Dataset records
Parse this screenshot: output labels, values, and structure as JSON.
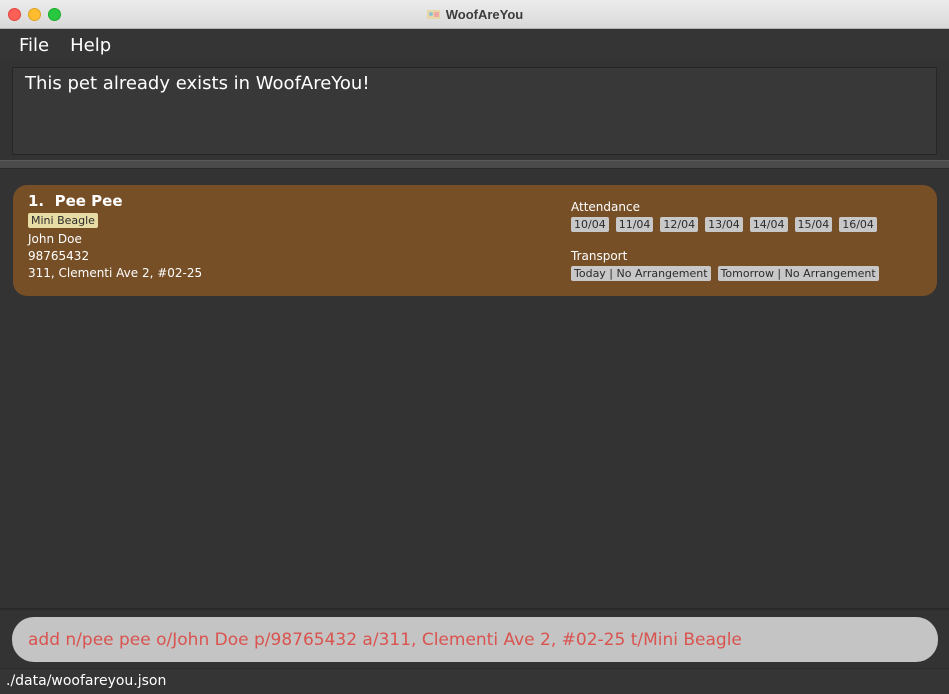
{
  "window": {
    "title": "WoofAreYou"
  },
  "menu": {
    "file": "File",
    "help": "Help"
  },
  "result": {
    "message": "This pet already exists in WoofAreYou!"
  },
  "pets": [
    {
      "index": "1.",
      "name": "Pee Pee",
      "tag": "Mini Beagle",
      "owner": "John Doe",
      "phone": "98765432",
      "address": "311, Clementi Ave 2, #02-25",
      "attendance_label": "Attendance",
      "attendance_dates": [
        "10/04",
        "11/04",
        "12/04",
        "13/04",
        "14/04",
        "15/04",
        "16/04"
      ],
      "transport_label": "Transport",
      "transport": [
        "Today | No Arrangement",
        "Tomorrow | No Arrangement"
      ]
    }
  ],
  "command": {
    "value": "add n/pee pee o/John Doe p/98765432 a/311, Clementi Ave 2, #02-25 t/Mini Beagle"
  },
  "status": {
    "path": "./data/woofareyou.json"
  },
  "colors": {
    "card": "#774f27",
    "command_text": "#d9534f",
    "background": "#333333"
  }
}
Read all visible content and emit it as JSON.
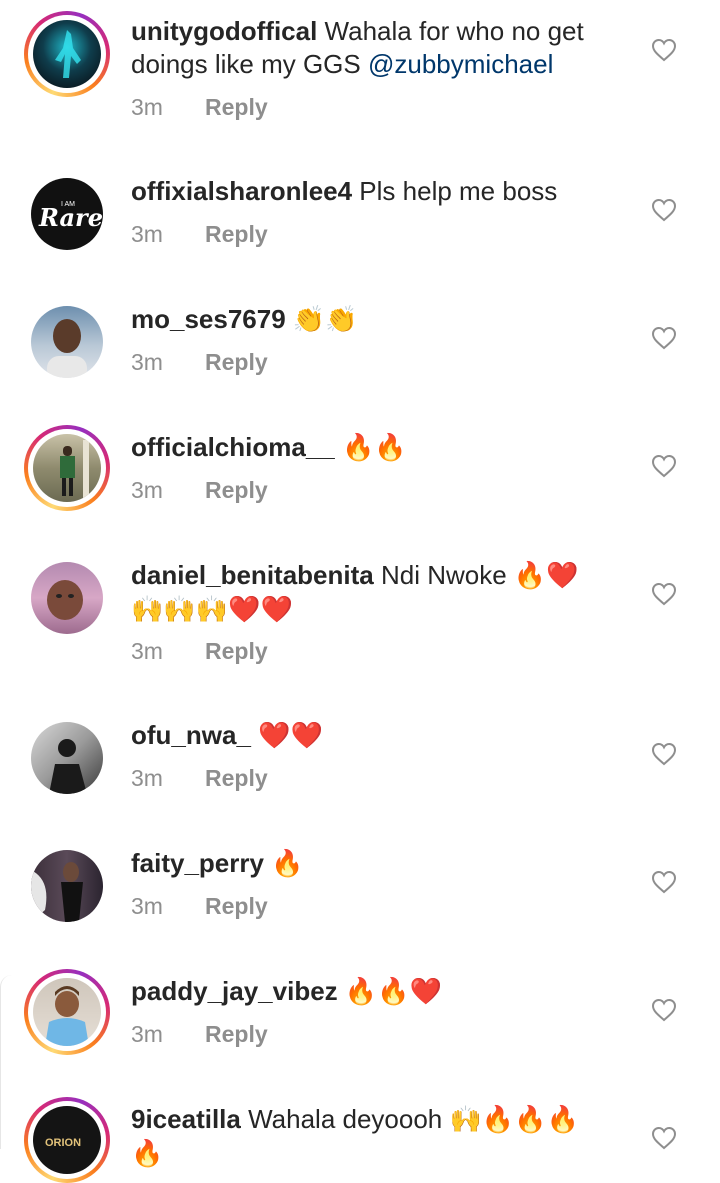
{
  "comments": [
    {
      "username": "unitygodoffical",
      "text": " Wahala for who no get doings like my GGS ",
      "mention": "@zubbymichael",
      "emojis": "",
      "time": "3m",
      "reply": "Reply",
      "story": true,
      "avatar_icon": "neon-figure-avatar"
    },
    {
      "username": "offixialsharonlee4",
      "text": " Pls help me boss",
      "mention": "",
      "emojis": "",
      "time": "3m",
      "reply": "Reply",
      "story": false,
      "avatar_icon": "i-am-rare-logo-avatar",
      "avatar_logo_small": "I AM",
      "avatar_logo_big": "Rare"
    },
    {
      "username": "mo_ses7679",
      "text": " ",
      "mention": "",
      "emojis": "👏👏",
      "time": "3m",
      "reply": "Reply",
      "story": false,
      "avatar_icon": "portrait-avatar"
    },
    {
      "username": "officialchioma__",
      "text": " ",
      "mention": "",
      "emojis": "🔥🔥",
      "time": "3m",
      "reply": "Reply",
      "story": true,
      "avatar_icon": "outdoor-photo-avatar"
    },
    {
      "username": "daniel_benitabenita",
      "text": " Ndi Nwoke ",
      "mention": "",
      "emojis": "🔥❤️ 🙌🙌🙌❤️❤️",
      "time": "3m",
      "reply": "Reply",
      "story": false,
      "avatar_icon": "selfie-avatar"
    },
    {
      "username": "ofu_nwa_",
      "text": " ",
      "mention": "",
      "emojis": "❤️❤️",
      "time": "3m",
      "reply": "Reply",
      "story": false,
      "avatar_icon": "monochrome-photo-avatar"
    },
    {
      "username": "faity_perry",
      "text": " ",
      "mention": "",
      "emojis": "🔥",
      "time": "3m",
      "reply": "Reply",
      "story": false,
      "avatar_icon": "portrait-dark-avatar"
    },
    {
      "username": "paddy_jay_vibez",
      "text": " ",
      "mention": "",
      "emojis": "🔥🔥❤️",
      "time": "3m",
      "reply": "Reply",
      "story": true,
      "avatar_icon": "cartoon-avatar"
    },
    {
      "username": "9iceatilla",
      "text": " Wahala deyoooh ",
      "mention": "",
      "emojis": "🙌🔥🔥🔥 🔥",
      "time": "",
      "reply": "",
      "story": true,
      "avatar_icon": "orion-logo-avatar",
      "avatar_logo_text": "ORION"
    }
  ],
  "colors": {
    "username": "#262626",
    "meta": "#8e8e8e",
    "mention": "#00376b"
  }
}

* * *

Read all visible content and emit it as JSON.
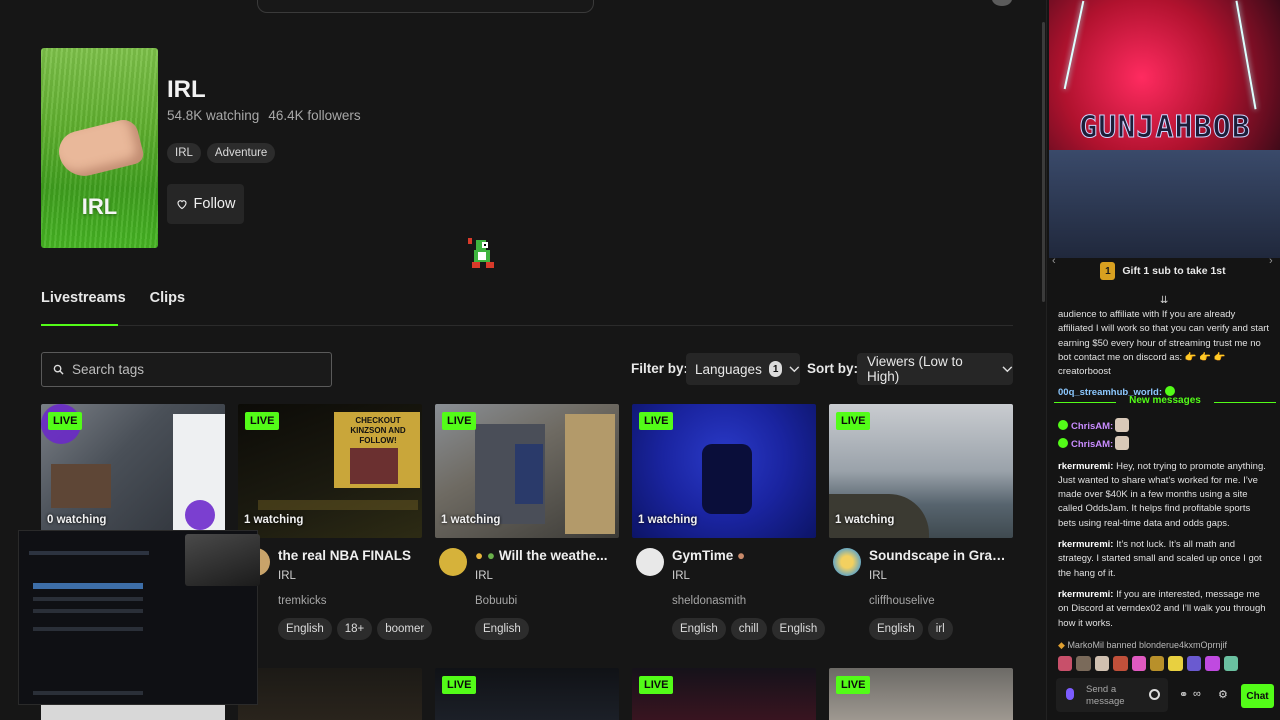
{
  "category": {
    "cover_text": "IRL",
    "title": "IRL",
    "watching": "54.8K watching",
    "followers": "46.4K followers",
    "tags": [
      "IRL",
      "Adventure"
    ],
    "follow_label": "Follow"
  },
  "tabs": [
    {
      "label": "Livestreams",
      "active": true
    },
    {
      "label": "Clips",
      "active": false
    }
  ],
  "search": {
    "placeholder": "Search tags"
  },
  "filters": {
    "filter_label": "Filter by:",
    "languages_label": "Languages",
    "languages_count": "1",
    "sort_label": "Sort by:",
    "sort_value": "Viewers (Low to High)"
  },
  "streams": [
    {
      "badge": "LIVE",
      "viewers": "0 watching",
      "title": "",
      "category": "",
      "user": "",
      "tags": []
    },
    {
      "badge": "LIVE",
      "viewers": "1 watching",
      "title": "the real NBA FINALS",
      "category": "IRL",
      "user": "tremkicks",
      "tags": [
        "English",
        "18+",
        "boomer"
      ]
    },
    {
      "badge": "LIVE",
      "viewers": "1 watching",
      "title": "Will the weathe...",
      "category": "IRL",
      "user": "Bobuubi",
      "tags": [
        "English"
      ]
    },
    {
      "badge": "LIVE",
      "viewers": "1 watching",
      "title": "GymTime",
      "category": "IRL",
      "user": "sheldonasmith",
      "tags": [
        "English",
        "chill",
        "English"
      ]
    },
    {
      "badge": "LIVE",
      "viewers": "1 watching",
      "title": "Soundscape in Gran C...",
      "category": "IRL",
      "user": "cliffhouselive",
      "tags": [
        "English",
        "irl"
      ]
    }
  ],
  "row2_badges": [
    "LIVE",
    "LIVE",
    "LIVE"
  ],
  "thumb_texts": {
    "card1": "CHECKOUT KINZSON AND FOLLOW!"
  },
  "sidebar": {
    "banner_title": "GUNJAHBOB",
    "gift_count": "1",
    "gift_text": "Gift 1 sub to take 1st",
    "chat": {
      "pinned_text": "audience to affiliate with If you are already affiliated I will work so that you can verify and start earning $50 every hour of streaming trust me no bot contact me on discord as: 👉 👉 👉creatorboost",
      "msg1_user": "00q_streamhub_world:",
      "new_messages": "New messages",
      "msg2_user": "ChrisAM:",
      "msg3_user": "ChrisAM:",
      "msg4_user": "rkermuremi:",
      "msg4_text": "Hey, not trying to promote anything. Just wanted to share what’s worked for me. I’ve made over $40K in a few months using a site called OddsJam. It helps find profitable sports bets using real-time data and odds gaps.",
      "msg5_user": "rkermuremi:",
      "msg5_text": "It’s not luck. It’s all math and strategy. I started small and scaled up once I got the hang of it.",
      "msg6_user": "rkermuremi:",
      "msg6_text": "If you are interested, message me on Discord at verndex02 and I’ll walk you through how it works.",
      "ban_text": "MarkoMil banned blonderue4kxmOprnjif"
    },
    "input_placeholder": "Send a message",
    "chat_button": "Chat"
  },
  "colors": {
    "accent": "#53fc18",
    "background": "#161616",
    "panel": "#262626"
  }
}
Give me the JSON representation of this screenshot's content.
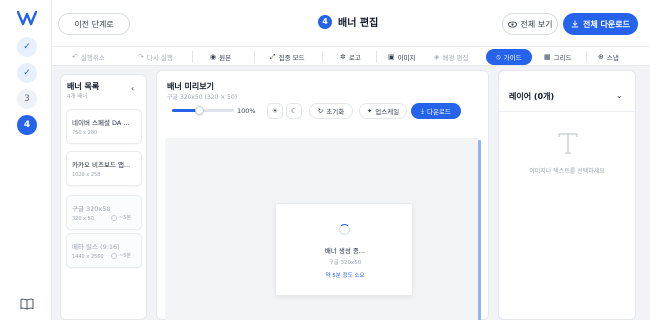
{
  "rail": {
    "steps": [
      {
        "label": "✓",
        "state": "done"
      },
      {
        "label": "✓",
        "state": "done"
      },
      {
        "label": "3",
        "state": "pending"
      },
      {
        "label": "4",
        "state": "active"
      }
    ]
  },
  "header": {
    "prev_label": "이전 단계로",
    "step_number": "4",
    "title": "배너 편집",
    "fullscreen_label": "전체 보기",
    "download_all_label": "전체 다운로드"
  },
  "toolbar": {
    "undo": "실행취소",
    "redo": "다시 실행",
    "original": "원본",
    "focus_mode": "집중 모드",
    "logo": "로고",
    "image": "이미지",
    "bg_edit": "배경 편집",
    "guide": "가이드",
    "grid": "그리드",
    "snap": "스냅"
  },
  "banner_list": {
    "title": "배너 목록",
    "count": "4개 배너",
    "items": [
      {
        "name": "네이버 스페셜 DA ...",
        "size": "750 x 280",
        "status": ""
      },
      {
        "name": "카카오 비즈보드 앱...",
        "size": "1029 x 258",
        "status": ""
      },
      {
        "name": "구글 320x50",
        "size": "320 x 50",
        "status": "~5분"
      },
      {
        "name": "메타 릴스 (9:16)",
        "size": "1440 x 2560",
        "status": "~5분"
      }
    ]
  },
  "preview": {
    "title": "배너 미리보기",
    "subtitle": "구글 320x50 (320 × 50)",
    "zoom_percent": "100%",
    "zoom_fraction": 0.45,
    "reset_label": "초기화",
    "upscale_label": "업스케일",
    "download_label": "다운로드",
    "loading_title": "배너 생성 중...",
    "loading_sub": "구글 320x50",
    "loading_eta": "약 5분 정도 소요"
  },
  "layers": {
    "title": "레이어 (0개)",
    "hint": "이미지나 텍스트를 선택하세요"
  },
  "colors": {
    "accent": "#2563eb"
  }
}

Work to complete
Collect the lines of the records that include the string "Beagle".

Answer
      "tag": "Mini Beagle",
    "value": "add n/pee pee o/John Doe p/98765432 a/311, Clementi Ave 2, #02-25 t/Mini Beagle"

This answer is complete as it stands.